═════ Source material

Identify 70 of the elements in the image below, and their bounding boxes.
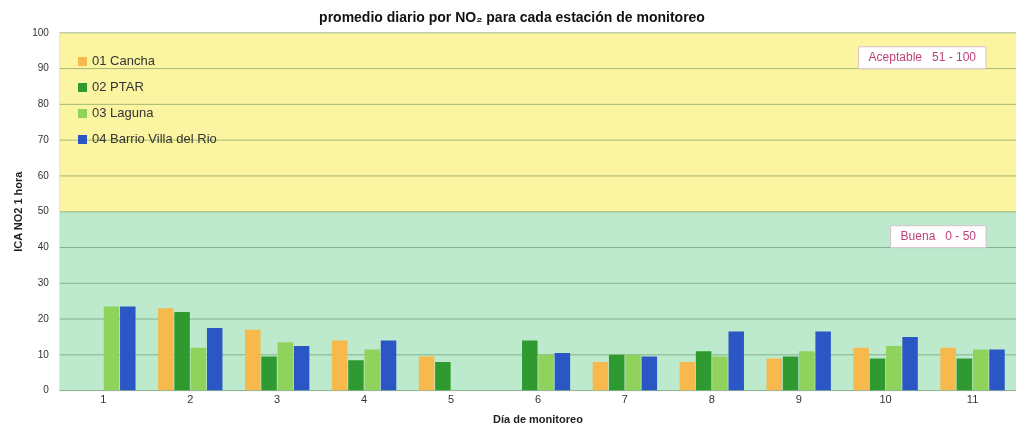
bar bbox=[190, 347, 207, 391]
bar bbox=[245, 329, 261, 391]
bar bbox=[592, 361, 609, 391]
bar bbox=[853, 347, 869, 391]
bar bbox=[728, 331, 744, 391]
bar bbox=[902, 336, 918, 391]
x-tick-label: 1 bbox=[100, 393, 107, 406]
bar bbox=[641, 356, 658, 391]
band-label: Buena 0 - 50 bbox=[900, 229, 977, 244]
bar bbox=[554, 353, 571, 391]
x-tick-label: 6 bbox=[534, 393, 541, 406]
y-tick-label: 20 bbox=[37, 312, 50, 324]
bar bbox=[435, 361, 451, 391]
y-tick-label: 40 bbox=[37, 241, 50, 253]
bar bbox=[120, 306, 136, 391]
legend-label: 02 PTAR bbox=[92, 78, 144, 96]
x-tick-label: 2 bbox=[187, 393, 194, 406]
bar bbox=[782, 356, 799, 391]
bar bbox=[331, 340, 348, 391]
bar bbox=[766, 358, 782, 391]
bar bbox=[206, 327, 223, 391]
bar bbox=[608, 354, 625, 391]
y-tick-label: 100 bbox=[32, 26, 50, 38]
x-tick-label: 8 bbox=[708, 393, 715, 406]
bar bbox=[679, 361, 696, 391]
bar bbox=[625, 354, 641, 391]
y-tick-label: 50 bbox=[37, 205, 50, 217]
x-axis-title: Día de monitoreo bbox=[493, 413, 584, 426]
bar bbox=[695, 351, 712, 391]
x-tick-label: 4 bbox=[361, 393, 368, 406]
y-tick-label: 90 bbox=[37, 62, 50, 74]
bar bbox=[538, 354, 554, 391]
bar bbox=[364, 349, 380, 391]
y-tick-label: 80 bbox=[37, 98, 50, 110]
x-tick-label: 5 bbox=[447, 393, 455, 406]
bar bbox=[956, 358, 973, 391]
bar bbox=[293, 345, 310, 391]
legend-label: 01 Cancha bbox=[92, 52, 155, 70]
chart-title: promedio diario por NO₂ para cada estación de monitoreo bbox=[319, 9, 705, 26]
y-tick-label: 10 bbox=[37, 348, 50, 360]
bar bbox=[869, 358, 886, 391]
x-tick-label: 3 bbox=[274, 393, 281, 406]
y-axis-title: ICA NO2 1 hora bbox=[11, 170, 24, 252]
bar bbox=[348, 360, 364, 391]
x-tick-label: 7 bbox=[621, 393, 628, 406]
bar bbox=[886, 345, 902, 391]
bar bbox=[380, 340, 397, 391]
legend-label: 04 Barrio Villa del Rio bbox=[92, 130, 217, 148]
y-tick-label: 0 bbox=[43, 384, 50, 396]
bar bbox=[174, 311, 190, 391]
bar bbox=[261, 356, 277, 391]
bar bbox=[972, 349, 989, 391]
x-tick-label: 9 bbox=[795, 393, 802, 406]
x-tick-label: 11 bbox=[966, 393, 979, 406]
bar bbox=[522, 340, 538, 391]
legend-label: 03 Laguna bbox=[92, 104, 154, 122]
band-label: Aceptable 51 - 100 bbox=[868, 50, 977, 65]
y-tick-label: 30 bbox=[37, 277, 50, 289]
bar bbox=[799, 351, 815, 391]
bar bbox=[418, 356, 435, 391]
bar bbox=[940, 347, 956, 391]
bar bbox=[815, 331, 831, 391]
y-tick-label: 60 bbox=[37, 169, 50, 181]
bar bbox=[989, 349, 1005, 391]
bar bbox=[103, 306, 120, 391]
y-tick-label: 70 bbox=[37, 133, 50, 145]
bar bbox=[277, 342, 294, 391]
bar bbox=[712, 356, 728, 391]
bar bbox=[158, 308, 174, 391]
x-tick-label: 10 bbox=[879, 393, 892, 406]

══════════

Set task: Please write out all of the records above exactly as they appear, leaving out the pictures.

Task response:
Identify 70 of the elements in the image below, and their bounding boxes.
bar bbox=[190, 347, 207, 391]
bar bbox=[245, 329, 261, 391]
bar bbox=[592, 361, 609, 391]
bar bbox=[853, 347, 869, 391]
bar bbox=[728, 331, 744, 391]
bar bbox=[902, 336, 918, 391]
x-tick-label: 1 bbox=[100, 393, 107, 406]
bar bbox=[641, 356, 658, 391]
band-label: Buena 0 - 50 bbox=[900, 229, 977, 244]
bar bbox=[554, 353, 571, 391]
x-tick-label: 6 bbox=[534, 393, 541, 406]
y-tick-label: 20 bbox=[37, 312, 50, 324]
bar bbox=[435, 361, 451, 391]
y-tick-label: 40 bbox=[37, 241, 50, 253]
bar bbox=[120, 306, 136, 391]
legend-label: 02 PTAR bbox=[92, 78, 144, 96]
x-tick-label: 2 bbox=[187, 393, 194, 406]
bar bbox=[782, 356, 799, 391]
bar bbox=[331, 340, 348, 391]
bar bbox=[766, 358, 782, 391]
bar bbox=[206, 327, 223, 391]
bar bbox=[608, 354, 625, 391]
y-tick-label: 100 bbox=[32, 26, 50, 38]
x-tick-label: 8 bbox=[708, 393, 715, 406]
bar bbox=[679, 361, 696, 391]
bar bbox=[625, 354, 641, 391]
y-tick-label: 50 bbox=[37, 205, 50, 217]
x-axis-title: Día de monitoreo bbox=[493, 413, 584, 426]
bar bbox=[695, 351, 712, 391]
x-tick-label: 4 bbox=[361, 393, 368, 406]
y-tick-label: 90 bbox=[37, 62, 50, 74]
bar bbox=[538, 354, 554, 391]
bar bbox=[364, 349, 380, 391]
y-tick-label: 80 bbox=[37, 98, 50, 110]
x-tick-label: 5 bbox=[447, 393, 455, 406]
bar bbox=[956, 358, 973, 391]
bar bbox=[293, 345, 310, 391]
legend-label: 01 Cancha bbox=[92, 52, 155, 70]
chart-title: promedio diario por NO₂ para cada estación de monitoreo bbox=[319, 9, 705, 26]
y-tick-label: 10 bbox=[37, 348, 50, 360]
bar bbox=[869, 358, 886, 391]
x-tick-label: 3 bbox=[274, 393, 281, 406]
y-axis-title: ICA NO2 1 hora bbox=[11, 170, 24, 252]
bar bbox=[348, 360, 364, 391]
x-tick-label: 7 bbox=[621, 393, 628, 406]
bar bbox=[886, 345, 902, 391]
bar bbox=[380, 340, 397, 391]
legend-label: 04 Barrio Villa del Rio bbox=[92, 130, 217, 148]
y-tick-label: 0 bbox=[43, 384, 50, 396]
bar bbox=[174, 311, 190, 391]
bar bbox=[261, 356, 277, 391]
bar bbox=[972, 349, 989, 391]
x-tick-label: 9 bbox=[795, 393, 802, 406]
x-tick-label: 11 bbox=[966, 393, 979, 406]
bar bbox=[522, 340, 538, 391]
legend-label: 03 Laguna bbox=[92, 104, 154, 122]
band-label: Aceptable 51 - 100 bbox=[868, 50, 977, 65]
y-tick-label: 30 bbox=[37, 277, 50, 289]
bar bbox=[799, 351, 815, 391]
bar bbox=[418, 356, 435, 391]
bar bbox=[940, 347, 956, 391]
bar bbox=[815, 331, 831, 391]
y-tick-label: 60 bbox=[37, 169, 50, 181]
bar bbox=[989, 349, 1005, 391]
bar bbox=[103, 306, 120, 391]
y-tick-label: 70 bbox=[37, 133, 50, 145]
bar bbox=[277, 342, 294, 391]
bar bbox=[712, 356, 728, 391]
bar bbox=[158, 308, 174, 391]
x-tick-label: 10 bbox=[879, 393, 892, 406]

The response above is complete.